WHAT NEEDS TO BE DONE -> Gather up every line from the entries below that uses the word "change".

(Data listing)
----

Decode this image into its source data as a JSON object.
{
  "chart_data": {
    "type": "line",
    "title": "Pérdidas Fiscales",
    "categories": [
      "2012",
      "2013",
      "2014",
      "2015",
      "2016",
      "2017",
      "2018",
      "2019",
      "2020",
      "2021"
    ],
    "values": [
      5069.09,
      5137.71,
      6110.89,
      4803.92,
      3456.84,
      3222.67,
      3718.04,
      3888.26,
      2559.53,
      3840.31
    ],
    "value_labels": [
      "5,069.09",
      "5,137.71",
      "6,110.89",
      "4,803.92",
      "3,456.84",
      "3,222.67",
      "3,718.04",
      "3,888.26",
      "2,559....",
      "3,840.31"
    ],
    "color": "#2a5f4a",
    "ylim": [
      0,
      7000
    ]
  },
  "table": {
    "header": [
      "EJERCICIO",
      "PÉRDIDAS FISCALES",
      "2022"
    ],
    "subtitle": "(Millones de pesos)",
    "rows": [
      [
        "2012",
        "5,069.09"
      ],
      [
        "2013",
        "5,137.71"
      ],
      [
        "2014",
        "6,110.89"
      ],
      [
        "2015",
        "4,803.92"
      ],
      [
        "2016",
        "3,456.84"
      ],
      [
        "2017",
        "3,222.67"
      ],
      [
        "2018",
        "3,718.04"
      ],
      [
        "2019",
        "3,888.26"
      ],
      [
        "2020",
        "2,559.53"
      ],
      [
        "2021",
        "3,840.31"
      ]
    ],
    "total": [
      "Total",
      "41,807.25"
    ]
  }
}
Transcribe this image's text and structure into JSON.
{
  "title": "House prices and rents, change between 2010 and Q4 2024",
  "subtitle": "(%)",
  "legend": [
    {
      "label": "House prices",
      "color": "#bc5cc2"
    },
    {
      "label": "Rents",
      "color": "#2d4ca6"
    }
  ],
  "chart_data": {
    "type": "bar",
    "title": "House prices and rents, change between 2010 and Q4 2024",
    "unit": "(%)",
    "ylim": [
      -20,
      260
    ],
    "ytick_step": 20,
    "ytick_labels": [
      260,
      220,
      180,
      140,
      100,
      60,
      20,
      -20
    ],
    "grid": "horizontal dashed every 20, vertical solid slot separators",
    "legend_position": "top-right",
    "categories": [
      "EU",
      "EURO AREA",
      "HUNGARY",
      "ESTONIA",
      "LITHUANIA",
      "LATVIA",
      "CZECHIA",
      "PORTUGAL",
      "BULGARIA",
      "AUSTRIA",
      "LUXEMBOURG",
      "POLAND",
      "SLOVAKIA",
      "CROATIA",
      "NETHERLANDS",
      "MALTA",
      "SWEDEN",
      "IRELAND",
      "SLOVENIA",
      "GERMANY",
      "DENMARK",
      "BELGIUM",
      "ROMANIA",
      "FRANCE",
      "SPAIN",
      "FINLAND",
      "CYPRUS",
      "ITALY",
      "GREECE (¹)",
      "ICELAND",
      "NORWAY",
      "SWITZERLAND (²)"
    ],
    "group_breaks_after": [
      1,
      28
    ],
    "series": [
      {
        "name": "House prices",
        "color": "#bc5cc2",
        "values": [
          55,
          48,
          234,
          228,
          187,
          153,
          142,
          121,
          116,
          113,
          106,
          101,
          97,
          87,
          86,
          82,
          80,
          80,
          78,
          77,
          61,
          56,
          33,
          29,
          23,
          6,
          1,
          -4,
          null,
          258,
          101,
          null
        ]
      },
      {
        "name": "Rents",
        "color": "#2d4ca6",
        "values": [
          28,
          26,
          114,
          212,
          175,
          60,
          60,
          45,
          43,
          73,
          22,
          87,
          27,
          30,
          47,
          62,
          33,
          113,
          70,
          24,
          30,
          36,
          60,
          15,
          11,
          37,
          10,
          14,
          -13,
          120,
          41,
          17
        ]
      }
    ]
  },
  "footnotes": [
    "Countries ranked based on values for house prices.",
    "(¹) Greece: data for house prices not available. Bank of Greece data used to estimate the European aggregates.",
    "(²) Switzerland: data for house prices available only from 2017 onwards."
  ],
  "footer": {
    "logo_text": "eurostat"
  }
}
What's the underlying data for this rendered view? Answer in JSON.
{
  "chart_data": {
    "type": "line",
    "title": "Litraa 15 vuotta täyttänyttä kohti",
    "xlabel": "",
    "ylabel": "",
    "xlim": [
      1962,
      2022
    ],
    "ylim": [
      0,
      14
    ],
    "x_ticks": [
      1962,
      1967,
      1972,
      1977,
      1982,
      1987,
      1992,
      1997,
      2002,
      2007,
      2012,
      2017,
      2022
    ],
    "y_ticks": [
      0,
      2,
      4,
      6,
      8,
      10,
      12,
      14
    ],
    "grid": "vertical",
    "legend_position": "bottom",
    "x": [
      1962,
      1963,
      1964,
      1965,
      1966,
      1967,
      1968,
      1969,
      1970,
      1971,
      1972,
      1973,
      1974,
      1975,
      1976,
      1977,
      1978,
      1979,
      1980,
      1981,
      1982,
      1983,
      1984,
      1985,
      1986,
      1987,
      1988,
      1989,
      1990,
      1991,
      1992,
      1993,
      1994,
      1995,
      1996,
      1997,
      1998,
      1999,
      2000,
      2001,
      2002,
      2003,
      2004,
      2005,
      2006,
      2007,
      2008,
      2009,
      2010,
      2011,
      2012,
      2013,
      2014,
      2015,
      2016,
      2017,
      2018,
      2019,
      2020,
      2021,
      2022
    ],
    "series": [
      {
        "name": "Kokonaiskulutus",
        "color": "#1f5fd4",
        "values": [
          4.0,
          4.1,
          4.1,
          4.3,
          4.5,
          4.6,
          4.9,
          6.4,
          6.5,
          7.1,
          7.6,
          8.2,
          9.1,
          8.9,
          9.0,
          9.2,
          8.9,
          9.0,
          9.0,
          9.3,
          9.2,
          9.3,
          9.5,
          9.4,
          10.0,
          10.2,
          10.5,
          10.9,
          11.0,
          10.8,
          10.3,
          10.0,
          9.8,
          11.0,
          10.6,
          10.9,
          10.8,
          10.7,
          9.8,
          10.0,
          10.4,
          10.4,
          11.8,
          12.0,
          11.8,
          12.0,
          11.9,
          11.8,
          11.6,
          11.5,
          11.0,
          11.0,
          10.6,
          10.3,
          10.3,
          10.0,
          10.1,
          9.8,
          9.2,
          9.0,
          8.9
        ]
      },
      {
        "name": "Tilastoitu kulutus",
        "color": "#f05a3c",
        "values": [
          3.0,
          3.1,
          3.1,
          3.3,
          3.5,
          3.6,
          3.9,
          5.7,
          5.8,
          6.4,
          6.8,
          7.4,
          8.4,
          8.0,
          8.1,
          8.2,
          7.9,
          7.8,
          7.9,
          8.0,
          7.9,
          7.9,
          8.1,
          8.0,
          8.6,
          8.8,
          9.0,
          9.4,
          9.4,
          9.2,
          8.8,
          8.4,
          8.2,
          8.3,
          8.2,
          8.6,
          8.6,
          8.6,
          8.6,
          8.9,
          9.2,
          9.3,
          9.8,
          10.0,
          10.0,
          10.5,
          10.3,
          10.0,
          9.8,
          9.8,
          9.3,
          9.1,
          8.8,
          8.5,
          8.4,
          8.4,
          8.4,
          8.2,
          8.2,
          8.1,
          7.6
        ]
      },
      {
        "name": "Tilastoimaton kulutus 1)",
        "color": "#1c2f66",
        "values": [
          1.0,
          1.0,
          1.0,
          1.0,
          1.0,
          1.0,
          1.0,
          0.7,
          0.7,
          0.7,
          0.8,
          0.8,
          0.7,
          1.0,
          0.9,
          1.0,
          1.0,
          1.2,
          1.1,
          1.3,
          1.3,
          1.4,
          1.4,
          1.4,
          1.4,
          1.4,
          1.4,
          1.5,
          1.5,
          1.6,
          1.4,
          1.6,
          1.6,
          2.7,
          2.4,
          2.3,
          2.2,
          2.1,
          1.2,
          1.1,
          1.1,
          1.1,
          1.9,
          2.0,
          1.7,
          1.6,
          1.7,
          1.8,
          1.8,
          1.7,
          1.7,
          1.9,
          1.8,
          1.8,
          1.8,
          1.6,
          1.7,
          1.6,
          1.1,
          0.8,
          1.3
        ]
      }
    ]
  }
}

----

SOLUTION TO THE PROBLEM ->
  "title": "House prices and rents, change between 2010 and Q4 2024",
    "title": "House prices and rents, change between 2010 and Q4 2024",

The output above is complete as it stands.